**SET EXERCISE:**
Using the listing below, report all lines holding the word "name".
====
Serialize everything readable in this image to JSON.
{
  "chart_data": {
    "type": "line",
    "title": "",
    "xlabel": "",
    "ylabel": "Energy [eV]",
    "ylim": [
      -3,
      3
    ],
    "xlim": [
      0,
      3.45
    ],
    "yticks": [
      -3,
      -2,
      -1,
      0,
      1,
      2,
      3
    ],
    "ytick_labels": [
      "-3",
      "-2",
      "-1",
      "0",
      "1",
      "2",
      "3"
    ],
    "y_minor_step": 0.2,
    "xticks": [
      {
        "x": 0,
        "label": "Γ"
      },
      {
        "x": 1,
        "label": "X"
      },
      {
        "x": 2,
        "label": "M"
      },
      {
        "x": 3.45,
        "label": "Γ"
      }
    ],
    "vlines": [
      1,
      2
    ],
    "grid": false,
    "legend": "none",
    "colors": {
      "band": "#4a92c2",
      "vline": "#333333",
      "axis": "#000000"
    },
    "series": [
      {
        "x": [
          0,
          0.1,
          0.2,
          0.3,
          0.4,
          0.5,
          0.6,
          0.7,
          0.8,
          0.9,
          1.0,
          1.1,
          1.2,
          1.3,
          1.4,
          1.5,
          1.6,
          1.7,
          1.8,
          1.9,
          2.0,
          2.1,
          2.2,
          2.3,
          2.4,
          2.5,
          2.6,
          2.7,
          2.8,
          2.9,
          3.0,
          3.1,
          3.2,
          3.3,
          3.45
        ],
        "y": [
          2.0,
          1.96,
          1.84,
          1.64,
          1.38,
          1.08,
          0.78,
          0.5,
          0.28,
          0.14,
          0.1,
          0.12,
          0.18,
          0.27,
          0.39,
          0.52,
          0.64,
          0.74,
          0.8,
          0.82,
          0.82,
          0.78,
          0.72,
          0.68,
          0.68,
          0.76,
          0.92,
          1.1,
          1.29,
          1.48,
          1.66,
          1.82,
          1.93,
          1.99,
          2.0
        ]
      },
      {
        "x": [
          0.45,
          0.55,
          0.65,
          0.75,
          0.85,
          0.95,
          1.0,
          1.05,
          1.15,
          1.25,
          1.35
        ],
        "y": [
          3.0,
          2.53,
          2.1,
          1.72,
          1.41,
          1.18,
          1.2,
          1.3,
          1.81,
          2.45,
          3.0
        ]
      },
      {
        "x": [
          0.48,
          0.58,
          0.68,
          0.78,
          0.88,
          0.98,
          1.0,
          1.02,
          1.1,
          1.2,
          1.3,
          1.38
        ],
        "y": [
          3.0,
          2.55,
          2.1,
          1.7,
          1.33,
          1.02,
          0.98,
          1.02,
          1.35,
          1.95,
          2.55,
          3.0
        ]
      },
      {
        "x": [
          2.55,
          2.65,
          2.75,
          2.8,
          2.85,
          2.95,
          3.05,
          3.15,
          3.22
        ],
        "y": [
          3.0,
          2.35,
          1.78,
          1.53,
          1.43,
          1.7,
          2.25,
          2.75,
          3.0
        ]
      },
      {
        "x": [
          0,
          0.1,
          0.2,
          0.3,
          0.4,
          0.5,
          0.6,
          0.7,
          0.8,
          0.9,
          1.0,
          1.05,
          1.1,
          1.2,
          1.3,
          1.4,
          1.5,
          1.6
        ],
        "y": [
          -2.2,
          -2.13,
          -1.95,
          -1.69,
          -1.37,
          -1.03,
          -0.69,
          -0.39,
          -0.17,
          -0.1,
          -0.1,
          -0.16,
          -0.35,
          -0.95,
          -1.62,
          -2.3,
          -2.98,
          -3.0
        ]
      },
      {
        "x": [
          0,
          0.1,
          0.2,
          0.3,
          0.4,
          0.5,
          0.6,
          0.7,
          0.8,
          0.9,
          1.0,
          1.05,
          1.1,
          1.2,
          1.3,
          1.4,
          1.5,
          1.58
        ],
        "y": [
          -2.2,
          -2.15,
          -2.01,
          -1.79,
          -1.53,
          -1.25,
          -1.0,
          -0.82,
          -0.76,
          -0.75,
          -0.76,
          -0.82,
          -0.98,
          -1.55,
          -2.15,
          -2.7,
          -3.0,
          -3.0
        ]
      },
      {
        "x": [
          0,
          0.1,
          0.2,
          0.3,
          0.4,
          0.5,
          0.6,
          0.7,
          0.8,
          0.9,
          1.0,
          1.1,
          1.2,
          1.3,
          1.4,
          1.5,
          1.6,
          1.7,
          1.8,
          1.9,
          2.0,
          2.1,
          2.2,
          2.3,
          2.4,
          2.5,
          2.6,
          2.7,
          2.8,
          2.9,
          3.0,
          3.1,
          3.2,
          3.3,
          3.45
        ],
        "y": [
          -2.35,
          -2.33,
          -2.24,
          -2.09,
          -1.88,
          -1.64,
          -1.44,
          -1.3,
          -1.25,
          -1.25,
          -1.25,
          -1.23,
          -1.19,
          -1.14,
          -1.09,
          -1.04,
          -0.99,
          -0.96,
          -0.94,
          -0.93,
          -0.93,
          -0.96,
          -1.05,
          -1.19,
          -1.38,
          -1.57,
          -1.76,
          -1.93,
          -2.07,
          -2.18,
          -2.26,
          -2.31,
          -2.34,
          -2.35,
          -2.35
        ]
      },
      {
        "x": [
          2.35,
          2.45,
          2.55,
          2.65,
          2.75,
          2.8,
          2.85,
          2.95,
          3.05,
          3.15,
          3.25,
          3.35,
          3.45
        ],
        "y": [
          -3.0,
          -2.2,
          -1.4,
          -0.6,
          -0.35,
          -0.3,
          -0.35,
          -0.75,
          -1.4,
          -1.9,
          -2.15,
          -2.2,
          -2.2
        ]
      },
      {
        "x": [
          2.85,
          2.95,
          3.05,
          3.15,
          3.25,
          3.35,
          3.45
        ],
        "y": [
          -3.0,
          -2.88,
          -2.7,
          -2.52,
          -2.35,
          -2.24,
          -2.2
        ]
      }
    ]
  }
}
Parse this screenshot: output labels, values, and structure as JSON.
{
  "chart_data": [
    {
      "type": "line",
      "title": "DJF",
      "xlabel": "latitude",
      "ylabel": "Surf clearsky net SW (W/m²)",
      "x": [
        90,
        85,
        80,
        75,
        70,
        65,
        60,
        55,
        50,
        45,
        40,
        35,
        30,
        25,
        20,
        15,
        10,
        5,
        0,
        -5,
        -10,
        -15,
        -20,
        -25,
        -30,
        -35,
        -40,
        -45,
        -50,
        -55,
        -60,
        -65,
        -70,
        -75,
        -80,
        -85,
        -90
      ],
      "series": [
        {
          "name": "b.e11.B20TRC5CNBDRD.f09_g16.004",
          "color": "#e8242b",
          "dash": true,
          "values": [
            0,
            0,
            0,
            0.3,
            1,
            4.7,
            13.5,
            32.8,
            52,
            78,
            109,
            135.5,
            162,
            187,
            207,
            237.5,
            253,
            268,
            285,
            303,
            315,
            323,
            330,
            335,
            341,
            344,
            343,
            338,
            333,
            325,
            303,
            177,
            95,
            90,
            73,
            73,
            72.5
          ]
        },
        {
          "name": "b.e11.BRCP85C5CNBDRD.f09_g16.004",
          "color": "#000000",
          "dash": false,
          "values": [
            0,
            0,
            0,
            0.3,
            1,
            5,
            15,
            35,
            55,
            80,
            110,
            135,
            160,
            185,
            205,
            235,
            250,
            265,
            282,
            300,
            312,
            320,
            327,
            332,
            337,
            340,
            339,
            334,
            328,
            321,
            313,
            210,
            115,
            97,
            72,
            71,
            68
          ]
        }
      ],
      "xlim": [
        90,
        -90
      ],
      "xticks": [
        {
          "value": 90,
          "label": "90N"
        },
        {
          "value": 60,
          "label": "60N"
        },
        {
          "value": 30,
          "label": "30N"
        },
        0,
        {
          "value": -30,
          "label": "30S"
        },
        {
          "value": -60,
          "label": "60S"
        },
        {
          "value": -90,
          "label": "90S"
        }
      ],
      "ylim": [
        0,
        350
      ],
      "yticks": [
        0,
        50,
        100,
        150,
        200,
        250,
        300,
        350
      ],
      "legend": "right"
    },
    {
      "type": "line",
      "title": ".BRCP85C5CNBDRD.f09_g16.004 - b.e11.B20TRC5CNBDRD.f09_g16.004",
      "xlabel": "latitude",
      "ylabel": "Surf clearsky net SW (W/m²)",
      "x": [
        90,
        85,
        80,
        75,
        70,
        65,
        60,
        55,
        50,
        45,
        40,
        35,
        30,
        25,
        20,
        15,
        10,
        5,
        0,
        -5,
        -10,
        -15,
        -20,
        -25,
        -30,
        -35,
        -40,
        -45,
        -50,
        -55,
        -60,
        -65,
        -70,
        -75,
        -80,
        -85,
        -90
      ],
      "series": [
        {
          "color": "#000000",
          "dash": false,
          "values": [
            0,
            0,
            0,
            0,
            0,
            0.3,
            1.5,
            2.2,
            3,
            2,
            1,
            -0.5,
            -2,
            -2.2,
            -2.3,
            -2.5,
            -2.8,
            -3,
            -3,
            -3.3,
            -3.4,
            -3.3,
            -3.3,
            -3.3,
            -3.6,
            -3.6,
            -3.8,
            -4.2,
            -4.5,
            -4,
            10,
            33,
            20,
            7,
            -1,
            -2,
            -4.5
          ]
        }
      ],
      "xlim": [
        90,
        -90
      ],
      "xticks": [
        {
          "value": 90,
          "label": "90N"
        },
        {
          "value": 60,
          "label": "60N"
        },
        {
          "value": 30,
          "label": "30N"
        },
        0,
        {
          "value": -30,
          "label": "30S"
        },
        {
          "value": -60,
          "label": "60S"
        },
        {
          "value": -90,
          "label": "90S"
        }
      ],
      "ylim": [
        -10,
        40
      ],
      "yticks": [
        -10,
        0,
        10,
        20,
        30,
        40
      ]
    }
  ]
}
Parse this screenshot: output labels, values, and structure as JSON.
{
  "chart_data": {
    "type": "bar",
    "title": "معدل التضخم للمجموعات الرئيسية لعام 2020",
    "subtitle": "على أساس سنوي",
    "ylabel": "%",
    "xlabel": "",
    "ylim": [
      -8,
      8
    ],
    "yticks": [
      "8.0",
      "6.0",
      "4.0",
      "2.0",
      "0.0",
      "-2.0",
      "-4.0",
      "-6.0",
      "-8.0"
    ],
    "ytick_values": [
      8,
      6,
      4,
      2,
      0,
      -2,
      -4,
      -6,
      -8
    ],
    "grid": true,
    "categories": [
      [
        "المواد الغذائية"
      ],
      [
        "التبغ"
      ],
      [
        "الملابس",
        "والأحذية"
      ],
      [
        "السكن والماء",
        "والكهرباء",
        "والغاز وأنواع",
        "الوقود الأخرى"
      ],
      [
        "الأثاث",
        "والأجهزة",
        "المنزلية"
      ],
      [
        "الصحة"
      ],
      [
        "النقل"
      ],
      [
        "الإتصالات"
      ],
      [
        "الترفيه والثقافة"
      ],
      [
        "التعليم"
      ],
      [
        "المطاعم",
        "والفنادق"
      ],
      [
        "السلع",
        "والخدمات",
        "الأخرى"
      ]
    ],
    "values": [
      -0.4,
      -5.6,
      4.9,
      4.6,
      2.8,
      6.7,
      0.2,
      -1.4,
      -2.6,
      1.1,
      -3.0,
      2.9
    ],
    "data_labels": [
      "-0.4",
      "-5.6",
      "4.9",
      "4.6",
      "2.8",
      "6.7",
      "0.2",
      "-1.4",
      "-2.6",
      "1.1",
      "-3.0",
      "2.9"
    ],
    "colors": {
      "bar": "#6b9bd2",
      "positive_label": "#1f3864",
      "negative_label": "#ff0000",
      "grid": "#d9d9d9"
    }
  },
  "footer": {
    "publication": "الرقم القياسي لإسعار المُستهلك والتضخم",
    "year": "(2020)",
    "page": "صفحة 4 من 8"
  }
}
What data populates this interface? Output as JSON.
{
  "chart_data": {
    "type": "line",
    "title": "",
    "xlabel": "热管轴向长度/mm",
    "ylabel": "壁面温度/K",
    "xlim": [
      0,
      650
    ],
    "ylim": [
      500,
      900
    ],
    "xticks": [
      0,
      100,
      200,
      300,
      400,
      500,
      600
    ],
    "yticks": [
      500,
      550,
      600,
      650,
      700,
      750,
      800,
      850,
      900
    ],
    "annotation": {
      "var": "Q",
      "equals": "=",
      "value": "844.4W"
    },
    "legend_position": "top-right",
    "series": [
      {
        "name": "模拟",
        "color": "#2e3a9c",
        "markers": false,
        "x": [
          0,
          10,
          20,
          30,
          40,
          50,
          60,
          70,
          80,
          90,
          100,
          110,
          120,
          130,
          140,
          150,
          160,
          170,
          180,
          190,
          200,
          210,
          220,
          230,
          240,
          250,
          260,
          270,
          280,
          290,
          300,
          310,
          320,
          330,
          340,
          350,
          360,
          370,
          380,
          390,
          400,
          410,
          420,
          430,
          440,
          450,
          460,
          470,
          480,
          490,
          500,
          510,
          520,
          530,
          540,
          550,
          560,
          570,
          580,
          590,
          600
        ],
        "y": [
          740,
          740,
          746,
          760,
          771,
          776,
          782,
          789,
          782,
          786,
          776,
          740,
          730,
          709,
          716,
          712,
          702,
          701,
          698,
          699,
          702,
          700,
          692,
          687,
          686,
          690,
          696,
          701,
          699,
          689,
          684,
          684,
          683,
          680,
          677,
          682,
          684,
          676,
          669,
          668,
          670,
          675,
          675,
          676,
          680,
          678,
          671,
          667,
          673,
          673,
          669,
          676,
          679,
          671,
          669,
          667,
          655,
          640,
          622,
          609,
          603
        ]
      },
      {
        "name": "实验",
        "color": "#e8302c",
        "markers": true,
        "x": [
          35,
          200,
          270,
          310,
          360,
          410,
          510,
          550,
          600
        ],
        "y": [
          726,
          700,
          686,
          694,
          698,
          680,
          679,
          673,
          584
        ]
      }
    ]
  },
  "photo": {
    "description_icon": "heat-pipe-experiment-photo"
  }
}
====
**SOLUTION FOR THIS EXERCISE:**
          "name": "b.e11.B20TRC5CNBDRD.f09_g16.004",
          "name": "b.e11.BRCP85C5CNBDRD.f09_g16.004",
        "name": "模拟",
        "name": "实验",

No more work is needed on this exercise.